Your goal: Transcribe every record that appears below, exactly and in full.
● ● ● ● ● ● ●
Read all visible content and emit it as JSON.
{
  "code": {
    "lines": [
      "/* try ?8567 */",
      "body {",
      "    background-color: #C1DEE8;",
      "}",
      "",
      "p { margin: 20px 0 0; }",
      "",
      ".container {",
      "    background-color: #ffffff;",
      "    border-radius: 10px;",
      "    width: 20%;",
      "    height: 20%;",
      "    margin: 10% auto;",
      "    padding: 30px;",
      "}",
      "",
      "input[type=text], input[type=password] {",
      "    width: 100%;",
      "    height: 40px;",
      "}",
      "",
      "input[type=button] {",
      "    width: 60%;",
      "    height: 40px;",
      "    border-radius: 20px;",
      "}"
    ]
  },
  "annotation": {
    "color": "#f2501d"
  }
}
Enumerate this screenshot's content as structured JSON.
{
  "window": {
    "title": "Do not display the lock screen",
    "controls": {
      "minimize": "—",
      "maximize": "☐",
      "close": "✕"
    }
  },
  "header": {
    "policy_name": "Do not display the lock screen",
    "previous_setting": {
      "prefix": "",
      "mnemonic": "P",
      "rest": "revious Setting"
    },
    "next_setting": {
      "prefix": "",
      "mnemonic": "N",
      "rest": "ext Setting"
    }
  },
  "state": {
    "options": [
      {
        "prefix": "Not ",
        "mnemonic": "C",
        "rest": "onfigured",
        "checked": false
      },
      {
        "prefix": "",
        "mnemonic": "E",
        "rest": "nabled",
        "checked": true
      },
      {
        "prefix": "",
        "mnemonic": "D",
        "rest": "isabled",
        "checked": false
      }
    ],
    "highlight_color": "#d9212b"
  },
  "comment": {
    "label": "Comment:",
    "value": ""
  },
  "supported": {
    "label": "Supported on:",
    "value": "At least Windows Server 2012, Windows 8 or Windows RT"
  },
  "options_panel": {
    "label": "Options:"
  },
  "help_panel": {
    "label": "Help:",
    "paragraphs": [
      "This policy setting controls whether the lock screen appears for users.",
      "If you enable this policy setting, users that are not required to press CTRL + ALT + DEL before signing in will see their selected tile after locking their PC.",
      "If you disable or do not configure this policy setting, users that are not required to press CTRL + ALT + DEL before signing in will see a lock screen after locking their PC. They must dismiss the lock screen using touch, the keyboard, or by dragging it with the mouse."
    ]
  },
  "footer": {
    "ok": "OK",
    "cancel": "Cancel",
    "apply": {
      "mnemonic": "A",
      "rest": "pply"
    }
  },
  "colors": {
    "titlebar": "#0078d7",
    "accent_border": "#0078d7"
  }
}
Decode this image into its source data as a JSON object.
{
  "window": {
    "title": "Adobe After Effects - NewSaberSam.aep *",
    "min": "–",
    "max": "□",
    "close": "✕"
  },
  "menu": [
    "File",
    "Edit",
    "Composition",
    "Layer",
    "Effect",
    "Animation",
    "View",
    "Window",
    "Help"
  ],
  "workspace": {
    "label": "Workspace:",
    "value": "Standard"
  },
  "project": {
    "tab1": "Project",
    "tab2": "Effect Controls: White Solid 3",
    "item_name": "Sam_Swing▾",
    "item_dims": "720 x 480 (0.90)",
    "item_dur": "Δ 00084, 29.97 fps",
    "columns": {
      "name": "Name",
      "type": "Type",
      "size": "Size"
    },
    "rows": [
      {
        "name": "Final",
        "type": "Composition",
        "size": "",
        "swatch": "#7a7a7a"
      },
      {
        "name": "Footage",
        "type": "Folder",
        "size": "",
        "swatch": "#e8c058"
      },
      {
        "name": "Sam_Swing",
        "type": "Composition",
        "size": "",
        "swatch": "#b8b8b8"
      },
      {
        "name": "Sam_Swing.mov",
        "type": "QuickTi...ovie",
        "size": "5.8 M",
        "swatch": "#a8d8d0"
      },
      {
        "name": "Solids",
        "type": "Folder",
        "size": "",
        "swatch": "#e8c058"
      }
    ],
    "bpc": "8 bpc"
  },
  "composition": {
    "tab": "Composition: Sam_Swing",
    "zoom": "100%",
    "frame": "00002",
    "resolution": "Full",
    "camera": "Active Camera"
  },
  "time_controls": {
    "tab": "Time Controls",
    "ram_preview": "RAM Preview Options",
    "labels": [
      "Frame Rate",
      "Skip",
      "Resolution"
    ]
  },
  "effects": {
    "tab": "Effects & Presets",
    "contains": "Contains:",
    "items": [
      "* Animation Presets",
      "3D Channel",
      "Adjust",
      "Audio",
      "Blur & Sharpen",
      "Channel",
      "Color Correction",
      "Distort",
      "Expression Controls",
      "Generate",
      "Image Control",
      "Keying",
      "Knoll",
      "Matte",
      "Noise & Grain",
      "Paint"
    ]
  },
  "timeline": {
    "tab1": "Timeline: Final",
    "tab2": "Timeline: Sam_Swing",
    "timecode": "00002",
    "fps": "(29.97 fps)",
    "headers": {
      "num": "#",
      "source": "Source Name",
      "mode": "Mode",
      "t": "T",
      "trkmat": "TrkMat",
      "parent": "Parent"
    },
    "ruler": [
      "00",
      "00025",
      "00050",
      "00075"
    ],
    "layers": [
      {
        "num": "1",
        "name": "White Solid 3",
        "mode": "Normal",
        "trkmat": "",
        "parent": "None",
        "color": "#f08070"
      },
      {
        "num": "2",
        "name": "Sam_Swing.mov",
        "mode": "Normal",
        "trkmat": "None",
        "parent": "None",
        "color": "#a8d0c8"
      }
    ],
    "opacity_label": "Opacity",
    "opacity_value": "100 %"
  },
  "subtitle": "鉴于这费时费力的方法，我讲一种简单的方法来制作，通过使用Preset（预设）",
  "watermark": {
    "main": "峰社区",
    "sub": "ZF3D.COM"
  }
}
● ● ● ● ● ● ●
Exercise answer:
Read all visible content and emit it as JSON.
{
  "code": {
    "lines": [
      "/* try ?8567 */",
      "body {",
      "    background-color: #C1DEE8;",
      "}",
      "",
      "p { margin: 20px 0 0; }",
      "",
      ".container {",
      "    background-color: #ffffff;",
      "    border-radius: 10px;",
      "    width: 20%;",
      "    height: 20%;",
      "    margin: 10% auto;",
      "    padding: 30px;",
      "}",
      "",
      "input[type=text], input[type=password] {",
      "    width: 100%;",
      "    height: 40px;",
      "}",
      "",
      "input[type=button] {",
      "    width: 60%;",
      "    height: 40px;",
      "    border-radius: 20px;",
      "}"
    ]
  },
  "annotation": {
    "color": "#f2501d"
  }
}
Enumerate this screenshot's content as structured JSON.
{
  "window": {
    "title": "Do not display the lock screen",
    "controls": {
      "minimize": "—",
      "maximize": "☐",
      "close": "✕"
    }
  },
  "header": {
    "policy_name": "Do not display the lock screen",
    "previous_setting": {
      "prefix": "",
      "mnemonic": "P",
      "rest": "revious Setting"
    },
    "next_setting": {
      "prefix": "",
      "mnemonic": "N",
      "rest": "ext Setting"
    }
  },
  "state": {
    "options": [
      {
        "prefix": "Not ",
        "mnemonic": "C",
        "rest": "onfigured",
        "checked": false
      },
      {
        "prefix": "",
        "mnemonic": "E",
        "rest": "nabled",
        "checked": true
      },
      {
        "prefix": "",
        "mnemonic": "D",
        "rest": "isabled",
        "checked": false
      }
    ],
    "highlight_color": "#d9212b"
  },
  "comment": {
    "label": "Comment:",
    "value": ""
  },
  "supported": {
    "label": "Supported on:",
    "value": "At least Windows Server 2012, Windows 8 or Windows RT"
  },
  "options_panel": {
    "label": "Options:"
  },
  "help_panel": {
    "label": "Help:",
    "paragraphs": [
      "This policy setting controls whether the lock screen appears for users.",
      "If you enable this policy setting, users that are not required to press CTRL + ALT + DEL before signing in will see their selected tile after locking their PC.",
      "If you disable or do not configure this policy setting, users that are not required to press CTRL + ALT + DEL before signing in will see a lock screen after locking their PC. They must dismiss the lock screen using touch, the keyboard, or by dragging it with the mouse."
    ]
  },
  "footer": {
    "ok": "OK",
    "cancel": "Cancel",
    "apply": {
      "mnemonic": "A",
      "rest": "pply"
    }
  },
  "colors": {
    "titlebar": "#0078d7",
    "accent_border": "#0078d7"
  }
}
Decode this image into its source data as a JSON object.
{
  "window": {
    "title": "Adobe After Effects - NewSaberSam.aep *",
    "min": "–",
    "max": "□",
    "close": "✕"
  },
  "menu": [
    "File",
    "Edit",
    "Composition",
    "Layer",
    "Effect",
    "Animation",
    "View",
    "Window",
    "Help"
  ],
  "workspace": {
    "label": "Workspace:",
    "value": "Standard"
  },
  "project": {
    "tab1": "Project",
    "tab2": "Effect Controls: White Solid 3",
    "item_name": "Sam_Swing▾",
    "item_dims": "720 x 480 (0.90)",
    "item_dur": "Δ 00084, 29.97 fps",
    "columns": {
      "name": "Name",
      "type": "Type",
      "size": "Size"
    },
    "rows": [
      {
        "name": "Final",
        "type": "Composition",
        "size": "",
        "swatch": "#7a7a7a"
      },
      {
        "name": "Footage",
        "type": "Folder",
        "size": "",
        "swatch": "#e8c058"
      },
      {
        "name": "Sam_Swing",
        "type": "Composition",
        "size": "",
        "swatch": "#b8b8b8"
      },
      {
        "name": "Sam_Swing.mov",
        "type": "QuickTi...ovie",
        "size": "5.8 M",
        "swatch": "#a8d8d0"
      },
      {
        "name": "Solids",
        "type": "Folder",
        "size": "",
        "swatch": "#e8c058"
      }
    ],
    "bpc": "8 bpc"
  },
  "composition": {
    "tab": "Composition: Sam_Swing",
    "zoom": "100%",
    "frame": "00002",
    "resolution": "Full",
    "camera": "Active Camera"
  },
  "time_controls": {
    "tab": "Time Controls",
    "ram_preview": "RAM Preview Options",
    "labels": [
      "Frame Rate",
      "Skip",
      "Resolution"
    ]
  },
  "effects": {
    "tab": "Effects & Presets",
    "contains": "Contains:",
    "items": [
      "* Animation Presets",
      "3D Channel",
      "Adjust",
      "Audio",
      "Blur & Sharpen",
      "Channel",
      "Color Correction",
      "Distort",
      "Expression Controls",
      "Generate",
      "Image Control",
      "Keying",
      "Knoll",
      "Matte",
      "Noise & Grain",
      "Paint"
    ]
  },
  "timeline": {
    "tab1": "Timeline: Final",
    "tab2": "Timeline: Sam_Swing",
    "timecode": "00002",
    "fps": "(29.97 fps)",
    "headers": {
      "num": "#",
      "source": "Source Name",
      "mode": "Mode",
      "t": "T",
      "trkmat": "TrkMat",
      "parent": "Parent"
    },
    "ruler": [
      "00",
      "00025",
      "00050",
      "00075"
    ],
    "layers": [
      {
        "num": "1",
        "name": "White Solid 3",
        "mode": "Normal",
        "trkmat": "",
        "parent": "None",
        "color": "#f08070"
      },
      {
        "num": "2",
        "name": "Sam_Swing.mov",
        "mode": "Normal",
        "trkmat": "None",
        "parent": "None",
        "color": "#a8d0c8"
      }
    ],
    "opacity_label": "Opacity",
    "opacity_value": "100 %"
  },
  "subtitle": "鉴于这费时费力的方法，我讲一种简单的方法来制作，通过使用Preset（预设）",
  "watermark": {
    "main": "峰社区",
    "sub": "ZF3D.COM"
  }
}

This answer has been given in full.